_Short problem_
Will you give the material below again, every line exactly as it is?

_Records supplied_

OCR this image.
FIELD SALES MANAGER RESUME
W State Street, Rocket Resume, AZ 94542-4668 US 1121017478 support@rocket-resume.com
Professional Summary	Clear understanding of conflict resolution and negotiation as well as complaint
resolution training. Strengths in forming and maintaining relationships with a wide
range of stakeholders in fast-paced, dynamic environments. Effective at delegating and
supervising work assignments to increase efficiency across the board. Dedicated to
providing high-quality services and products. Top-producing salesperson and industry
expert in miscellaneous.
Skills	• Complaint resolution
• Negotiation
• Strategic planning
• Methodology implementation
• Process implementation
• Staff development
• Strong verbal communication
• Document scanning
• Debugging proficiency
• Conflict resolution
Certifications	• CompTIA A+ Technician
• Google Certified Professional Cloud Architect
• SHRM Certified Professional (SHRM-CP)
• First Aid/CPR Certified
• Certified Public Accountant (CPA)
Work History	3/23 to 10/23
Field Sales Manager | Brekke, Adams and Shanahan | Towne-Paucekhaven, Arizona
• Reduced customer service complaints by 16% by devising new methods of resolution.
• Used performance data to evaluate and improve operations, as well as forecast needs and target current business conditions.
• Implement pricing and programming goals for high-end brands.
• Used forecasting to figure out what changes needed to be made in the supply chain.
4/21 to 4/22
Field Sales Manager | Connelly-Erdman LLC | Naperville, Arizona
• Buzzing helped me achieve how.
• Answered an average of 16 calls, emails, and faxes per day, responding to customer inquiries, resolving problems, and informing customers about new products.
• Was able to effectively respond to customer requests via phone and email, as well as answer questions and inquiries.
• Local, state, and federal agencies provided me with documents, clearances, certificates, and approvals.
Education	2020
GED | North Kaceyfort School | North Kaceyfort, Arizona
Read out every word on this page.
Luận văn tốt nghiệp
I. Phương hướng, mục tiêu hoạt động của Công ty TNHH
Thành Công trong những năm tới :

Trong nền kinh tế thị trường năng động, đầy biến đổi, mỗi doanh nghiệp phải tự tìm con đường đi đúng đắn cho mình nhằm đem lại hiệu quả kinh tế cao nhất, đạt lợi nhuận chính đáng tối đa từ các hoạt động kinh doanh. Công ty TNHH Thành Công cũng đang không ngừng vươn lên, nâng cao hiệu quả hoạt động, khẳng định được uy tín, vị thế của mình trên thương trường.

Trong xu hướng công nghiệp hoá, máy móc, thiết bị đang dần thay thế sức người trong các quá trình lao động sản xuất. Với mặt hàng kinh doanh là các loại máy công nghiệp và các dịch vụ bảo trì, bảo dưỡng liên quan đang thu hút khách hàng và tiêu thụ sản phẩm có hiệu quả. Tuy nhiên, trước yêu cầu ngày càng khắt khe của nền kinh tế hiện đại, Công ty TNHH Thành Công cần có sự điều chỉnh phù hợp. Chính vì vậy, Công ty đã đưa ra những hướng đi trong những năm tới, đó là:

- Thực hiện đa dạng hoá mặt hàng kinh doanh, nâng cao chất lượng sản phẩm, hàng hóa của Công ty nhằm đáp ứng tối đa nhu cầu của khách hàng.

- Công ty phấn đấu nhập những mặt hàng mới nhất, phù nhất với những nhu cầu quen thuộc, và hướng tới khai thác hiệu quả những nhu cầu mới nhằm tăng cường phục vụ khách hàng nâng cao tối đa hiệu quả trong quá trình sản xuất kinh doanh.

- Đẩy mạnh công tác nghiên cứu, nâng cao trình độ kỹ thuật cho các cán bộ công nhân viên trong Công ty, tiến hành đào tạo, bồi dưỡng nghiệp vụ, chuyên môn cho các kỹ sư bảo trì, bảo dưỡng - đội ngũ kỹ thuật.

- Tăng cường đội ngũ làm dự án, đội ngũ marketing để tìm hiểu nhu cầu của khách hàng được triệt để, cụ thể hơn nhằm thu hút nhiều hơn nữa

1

_Task answer_
OCR this image.
FIELD SALES MANAGER RESUME
W State Street, Rocket Resume, AZ 94542-4668 US 1121017478 support@rocket-resume.com
Professional Summary	Clear understanding of conflict resolution and negotiation as well as complaint
resolution training. Strengths in forming and maintaining relationships with a wide
range of stakeholders in fast-paced, dynamic environments. Effective at delegating and
supervising work assignments to increase efficiency across the board. Dedicated to
providing high-quality services and products. Top-producing salesperson and industry
expert in miscellaneous.
Skills	• Complaint resolution
• Negotiation
• Strategic planning
• Methodology implementation
• Process implementation
• Staff development
• Strong verbal communication
• Document scanning
• Debugging proficiency
• Conflict resolution
Certifications	• CompTIA A+ Technician
• Google Certified Professional Cloud Architect
• SHRM Certified Professional (SHRM-CP)
• First Aid/CPR Certified
• Certified Public Accountant (CPA)
Work History	3/23 to 10/23
Field Sales Manager | Brekke, Adams and Shanahan | Towne-Paucekhaven, Arizona
• Reduced customer service complaints by 16% by devising new methods of resolution.
• Used performance data to evaluate and improve operations, as well as forecast needs and target current business conditions.
• Implement pricing and programming goals for high-end brands.
• Used forecasting to figure out what changes needed to be made in the supply chain.
4/21 to 4/22
Field Sales Manager | Connelly-Erdman LLC | Naperville, Arizona
• Buzzing helped me achieve how.
• Answered an average of 16 calls, emails, and faxes per day, responding to customer inquiries, resolving problems, and informing customers about new products.
• Was able to effectively respond to customer requests via phone and email, as well as answer questions and inquiries.
• Local, state, and federal agencies provided me with documents, clearances, certificates, and approvals.
Education	2020
GED | North Kaceyfort School | North Kaceyfort, Arizona
Read out every word on this page.
Luận văn tốt nghiệp
I. Phương hướng, mục tiêu hoạt động của Công ty TNHH
Thành Công trong những năm tới :

Trong nền kinh tế thị trường năng động, đầy biến đổi, mỗi doanh nghiệp phải tự tìm con đường đi đúng đắn cho mình nhằm đem lại hiệu quả kinh tế cao nhất, đạt lợi nhuận chính đáng tối đa từ các hoạt động kinh doanh. Công ty TNHH Thành Công cũng đang không ngừng vươn lên, nâng cao hiệu quả hoạt động, khẳng định được uy tín, vị thế của mình trên thương trường.

Trong xu hướng công nghiệp hoá, máy móc, thiết bị đang dần thay thế sức người trong các quá trình lao động sản xuất. Với mặt hàng kinh doanh là các loại máy công nghiệp và các dịch vụ bảo trì, bảo dưỡng liên quan đang thu hút khách hàng và tiêu thụ sản phẩm có hiệu quả. Tuy nhiên, trước yêu cầu ngày càng khắt khe của nền kinh tế hiện đại, Công ty TNHH Thành Công cần có sự điều chỉnh phù hợp. Chính vì vậy, Công ty đã đưa ra những hướng đi trong những năm tới, đó là:

- Thực hiện đa dạng hoá mặt hàng kinh doanh, nâng cao chất lượng sản phẩm, hàng hóa của Công ty nhằm đáp ứng tối đa nhu cầu của khách hàng.

- Công ty phấn đấu nhập những mặt hàng mới nhất, phù nhất với những nhu cầu quen thuộc, và hướng tới khai thác hiệu quả những nhu cầu mới nhằm tăng cường phục vụ khách hàng nâng cao tối đa hiệu quả trong quá trình sản xuất kinh doanh.

- Đẩy mạnh công tác nghiên cứu, nâng cao trình độ kỹ thuật cho các cán bộ công nhân viên trong Công ty, tiến hành đào tạo, bồi dưỡng nghiệp vụ, chuyên môn cho các kỹ sư bảo trì, bảo dưỡng - đội ngũ kỹ thuật.

- Tăng cường đội ngũ làm dự án, đội ngũ marketing để tìm hiểu nhu cầu của khách hàng được triệt để, cụ thể hơn nhằm thu hút nhiều hơn nữa

1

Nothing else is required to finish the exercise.